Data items
____

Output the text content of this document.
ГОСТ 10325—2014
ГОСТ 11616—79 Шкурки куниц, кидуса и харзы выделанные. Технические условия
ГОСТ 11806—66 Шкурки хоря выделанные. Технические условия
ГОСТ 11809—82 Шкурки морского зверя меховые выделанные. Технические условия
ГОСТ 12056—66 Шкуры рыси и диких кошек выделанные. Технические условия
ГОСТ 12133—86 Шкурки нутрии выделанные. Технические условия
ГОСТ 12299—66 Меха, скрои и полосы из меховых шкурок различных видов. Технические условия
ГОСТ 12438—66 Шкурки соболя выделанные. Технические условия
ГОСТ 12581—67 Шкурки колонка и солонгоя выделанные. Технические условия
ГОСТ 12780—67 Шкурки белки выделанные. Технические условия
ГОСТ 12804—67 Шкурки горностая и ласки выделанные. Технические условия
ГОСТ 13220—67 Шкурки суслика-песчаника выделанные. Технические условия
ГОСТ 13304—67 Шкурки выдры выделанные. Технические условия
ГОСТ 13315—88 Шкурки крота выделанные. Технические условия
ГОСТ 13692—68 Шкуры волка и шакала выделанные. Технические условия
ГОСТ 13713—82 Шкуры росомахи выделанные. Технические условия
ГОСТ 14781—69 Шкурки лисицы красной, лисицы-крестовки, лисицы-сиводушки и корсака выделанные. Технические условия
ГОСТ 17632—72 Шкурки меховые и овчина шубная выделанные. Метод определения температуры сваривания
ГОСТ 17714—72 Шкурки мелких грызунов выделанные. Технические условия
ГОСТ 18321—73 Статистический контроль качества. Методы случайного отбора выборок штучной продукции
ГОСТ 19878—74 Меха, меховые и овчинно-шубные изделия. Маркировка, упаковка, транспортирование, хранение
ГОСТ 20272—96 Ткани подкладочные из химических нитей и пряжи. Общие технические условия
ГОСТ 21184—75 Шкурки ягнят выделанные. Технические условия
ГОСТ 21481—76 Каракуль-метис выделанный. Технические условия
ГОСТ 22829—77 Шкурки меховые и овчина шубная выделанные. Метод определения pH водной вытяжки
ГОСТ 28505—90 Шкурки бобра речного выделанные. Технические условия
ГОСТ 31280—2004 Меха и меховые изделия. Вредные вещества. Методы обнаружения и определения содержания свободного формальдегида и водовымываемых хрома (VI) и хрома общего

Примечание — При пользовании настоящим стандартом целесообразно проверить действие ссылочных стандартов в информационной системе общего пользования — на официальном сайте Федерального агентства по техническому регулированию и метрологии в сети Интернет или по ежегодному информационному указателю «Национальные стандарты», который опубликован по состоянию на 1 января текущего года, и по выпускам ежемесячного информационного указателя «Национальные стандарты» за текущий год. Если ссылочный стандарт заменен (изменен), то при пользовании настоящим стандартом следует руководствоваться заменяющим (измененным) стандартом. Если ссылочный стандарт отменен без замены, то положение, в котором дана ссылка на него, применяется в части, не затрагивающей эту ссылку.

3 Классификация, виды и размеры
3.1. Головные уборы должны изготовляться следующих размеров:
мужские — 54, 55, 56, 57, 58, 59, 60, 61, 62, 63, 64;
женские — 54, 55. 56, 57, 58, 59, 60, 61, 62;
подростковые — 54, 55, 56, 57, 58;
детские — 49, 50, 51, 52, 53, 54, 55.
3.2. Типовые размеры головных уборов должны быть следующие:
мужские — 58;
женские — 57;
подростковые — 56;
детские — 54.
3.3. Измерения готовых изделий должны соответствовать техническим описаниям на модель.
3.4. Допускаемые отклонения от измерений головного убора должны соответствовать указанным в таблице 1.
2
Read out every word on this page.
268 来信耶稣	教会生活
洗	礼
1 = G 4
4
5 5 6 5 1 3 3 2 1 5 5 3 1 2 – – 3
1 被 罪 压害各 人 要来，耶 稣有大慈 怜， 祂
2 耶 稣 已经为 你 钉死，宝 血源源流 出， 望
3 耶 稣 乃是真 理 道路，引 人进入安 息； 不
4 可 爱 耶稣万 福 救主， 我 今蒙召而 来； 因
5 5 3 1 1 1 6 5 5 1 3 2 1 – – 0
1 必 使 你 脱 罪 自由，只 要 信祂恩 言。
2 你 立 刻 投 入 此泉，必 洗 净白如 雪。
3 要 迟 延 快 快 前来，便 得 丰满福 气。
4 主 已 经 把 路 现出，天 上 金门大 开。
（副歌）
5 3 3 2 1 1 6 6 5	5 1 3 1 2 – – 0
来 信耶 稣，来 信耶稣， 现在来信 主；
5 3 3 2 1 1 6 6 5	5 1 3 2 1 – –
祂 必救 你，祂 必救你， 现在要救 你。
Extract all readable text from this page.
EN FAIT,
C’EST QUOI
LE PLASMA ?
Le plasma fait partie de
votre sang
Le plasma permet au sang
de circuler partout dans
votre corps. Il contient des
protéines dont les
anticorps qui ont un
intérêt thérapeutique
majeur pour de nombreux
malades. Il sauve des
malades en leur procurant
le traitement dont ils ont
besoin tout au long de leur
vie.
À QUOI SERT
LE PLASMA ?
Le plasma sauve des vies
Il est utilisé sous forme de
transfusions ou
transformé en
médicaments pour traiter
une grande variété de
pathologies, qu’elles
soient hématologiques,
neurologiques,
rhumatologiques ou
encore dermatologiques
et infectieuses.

____

▶ _WHAT IS EXPECTED_
With the line containing "Extract all readable text from this page." as the first and the last line of the records as the final one, print exactly the lines in that span.

▶ _EXERCISE SOLUTION_
Extract all readable text from this page.
EN FAIT,
C’EST QUOI
LE PLASMA ?
Le plasma fait partie de
votre sang
Le plasma permet au sang
de circuler partout dans
votre corps. Il contient des
protéines dont les
anticorps qui ont un
intérêt thérapeutique
majeur pour de nombreux
malades. Il sauve des
malades en leur procurant
le traitement dont ils ont
besoin tout au long de leur
vie.
À QUOI SERT
LE PLASMA ?
Le plasma sauve des vies
Il est utilisé sous forme de
transfusions ou
transformé en
médicaments pour traiter
une grande variété de
pathologies, qu’elles
soient hématologiques,
neurologiques,
rhumatologiques ou
encore dermatologiques
et infectieuses.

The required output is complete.